Der Text ist nicht kurz, aber er lohnt sich zu lesen. Man kann auch nur einzelne Absätze rauspicken, wenn man zu faul ist, das ganze zu lesen. Hoffe mal, hier kommt eine sinnvolle Diskussion zustande.
Es scheint unter Leuten, die nicht an pseudowissenschaftliche oder esoterische Modelle glauben, eine häufige Erfahrung zu sein, mit der Unterstellung von Engstirnigkeit konfrontiert zu werden. Leute, die an derartige Konzepte glauben sagen oft, man solle doch etwas aufgeschlossener sein.
Was bedeutet "Aufgeschlossenheit"?
Es bedeutet die Bereitschaft, neue Ideen zu erwägen. Die Wissenschaft unterstützt und lebt von dieser Bereitschaft.
Wie auch immer, der bloße Glaube an esoterische Konzepte macht einen nicht automatisch aufgeschlossen gegenüber Neuem, es kann sogar das Gegenteil der Fall sein.
Als ich bei meinem Nachbar zu Besuch war, begann der Lampenschirm einer Stehlampe plötzlich zu wackeln, ohne sichtbare äußere Einwirkung. Mein Nachbar darauf: "Oh mein Gott, ein Geist!", worauf ich meinte: "Nein, es ist kein Geist". Er meinte: "Du hast den Beweis direkt vor dir! Du bist bloß zu engstirnig und hast keine Neugier oder Kreativität!"

DATENAUSZUG:
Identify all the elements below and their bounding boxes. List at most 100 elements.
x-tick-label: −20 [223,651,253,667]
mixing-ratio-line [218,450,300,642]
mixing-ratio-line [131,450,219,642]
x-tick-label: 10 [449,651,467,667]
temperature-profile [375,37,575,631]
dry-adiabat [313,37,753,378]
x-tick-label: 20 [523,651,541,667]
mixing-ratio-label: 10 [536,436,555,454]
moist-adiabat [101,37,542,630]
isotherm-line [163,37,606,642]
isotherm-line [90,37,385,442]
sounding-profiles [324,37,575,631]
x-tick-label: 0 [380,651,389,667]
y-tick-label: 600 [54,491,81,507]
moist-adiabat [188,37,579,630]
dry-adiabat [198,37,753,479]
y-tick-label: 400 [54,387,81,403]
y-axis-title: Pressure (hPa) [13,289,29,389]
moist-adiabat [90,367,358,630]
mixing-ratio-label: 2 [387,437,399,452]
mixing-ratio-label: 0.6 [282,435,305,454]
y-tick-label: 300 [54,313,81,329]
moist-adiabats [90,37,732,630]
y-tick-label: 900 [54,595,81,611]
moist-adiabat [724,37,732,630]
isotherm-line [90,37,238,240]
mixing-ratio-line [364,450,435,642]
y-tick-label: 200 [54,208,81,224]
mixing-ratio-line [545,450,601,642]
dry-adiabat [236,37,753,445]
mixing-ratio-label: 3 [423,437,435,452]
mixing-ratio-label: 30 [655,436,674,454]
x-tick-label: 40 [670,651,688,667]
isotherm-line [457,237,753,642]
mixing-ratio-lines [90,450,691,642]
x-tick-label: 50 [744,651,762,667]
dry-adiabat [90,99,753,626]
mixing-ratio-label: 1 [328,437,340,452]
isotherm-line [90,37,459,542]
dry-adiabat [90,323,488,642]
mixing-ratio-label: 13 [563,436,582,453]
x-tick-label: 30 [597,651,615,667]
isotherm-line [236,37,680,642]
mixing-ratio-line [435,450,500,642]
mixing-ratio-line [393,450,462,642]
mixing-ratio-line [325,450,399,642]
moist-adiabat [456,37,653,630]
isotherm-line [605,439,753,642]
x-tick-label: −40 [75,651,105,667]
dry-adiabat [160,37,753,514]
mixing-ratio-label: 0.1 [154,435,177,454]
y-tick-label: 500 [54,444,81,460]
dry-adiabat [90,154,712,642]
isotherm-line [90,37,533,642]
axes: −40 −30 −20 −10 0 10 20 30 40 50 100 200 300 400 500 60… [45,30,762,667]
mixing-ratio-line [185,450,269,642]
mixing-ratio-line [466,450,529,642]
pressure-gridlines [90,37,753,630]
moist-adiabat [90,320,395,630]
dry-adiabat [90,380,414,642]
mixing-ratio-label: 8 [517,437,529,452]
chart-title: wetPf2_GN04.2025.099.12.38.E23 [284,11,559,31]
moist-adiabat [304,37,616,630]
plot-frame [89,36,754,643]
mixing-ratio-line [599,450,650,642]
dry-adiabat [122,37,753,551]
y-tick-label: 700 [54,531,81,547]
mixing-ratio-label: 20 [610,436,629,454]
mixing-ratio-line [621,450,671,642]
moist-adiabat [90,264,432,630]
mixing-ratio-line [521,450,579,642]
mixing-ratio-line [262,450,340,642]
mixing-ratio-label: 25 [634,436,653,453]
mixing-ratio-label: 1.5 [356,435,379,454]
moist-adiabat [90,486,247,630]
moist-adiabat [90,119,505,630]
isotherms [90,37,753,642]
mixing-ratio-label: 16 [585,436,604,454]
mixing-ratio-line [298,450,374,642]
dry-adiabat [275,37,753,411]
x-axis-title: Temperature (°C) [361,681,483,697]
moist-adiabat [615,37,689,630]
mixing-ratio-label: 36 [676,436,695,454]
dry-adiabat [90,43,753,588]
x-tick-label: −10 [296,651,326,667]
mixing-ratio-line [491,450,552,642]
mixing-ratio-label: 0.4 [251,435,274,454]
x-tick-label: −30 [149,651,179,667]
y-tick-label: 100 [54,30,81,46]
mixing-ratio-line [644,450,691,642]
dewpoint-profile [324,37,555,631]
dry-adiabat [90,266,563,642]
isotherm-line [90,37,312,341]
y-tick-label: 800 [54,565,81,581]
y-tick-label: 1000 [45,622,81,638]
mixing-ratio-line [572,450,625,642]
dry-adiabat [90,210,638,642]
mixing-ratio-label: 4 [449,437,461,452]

AUFGABEN:
1. Gib den Textauszug von „Es scheint unter“ bis einschließlich „etwas aufgeschlossener sein.“ erneut wieder und tausche dabei „Engstirnigkeit“ gegen „Sturheit“ aus.
2. Beantworte anhand des Textauszugs:
(a) Was bedeutet „Aufgeschlossenheit“?
(b) Was begann beim Besuch beim Nachbarn plötzlich zu wackeln?
(c) Was rief der Nachbar daraufhin aus?
Das Material stammt aus einer anderen Quelle.

ANTWORTEN JE AUFGABE:
1.
Es scheint unter Leuten, die nicht an pseudowissenschaftliche oder esoterische Modelle glauben, eine häufige Erfahrung zu sein, mit der Unterstellung von Sturheit konfrontiert zu werden. Leute, die an derartige Konzepte glauben sagen oft, man solle doch etwas aufgeschlossener sein.

2.
(a) Die Bereitschaft, neue Ideen zu erwägen.
(b) Der Lampenschirm einer Stehlampe.
(c) „Oh mein Gott, ein Geist!“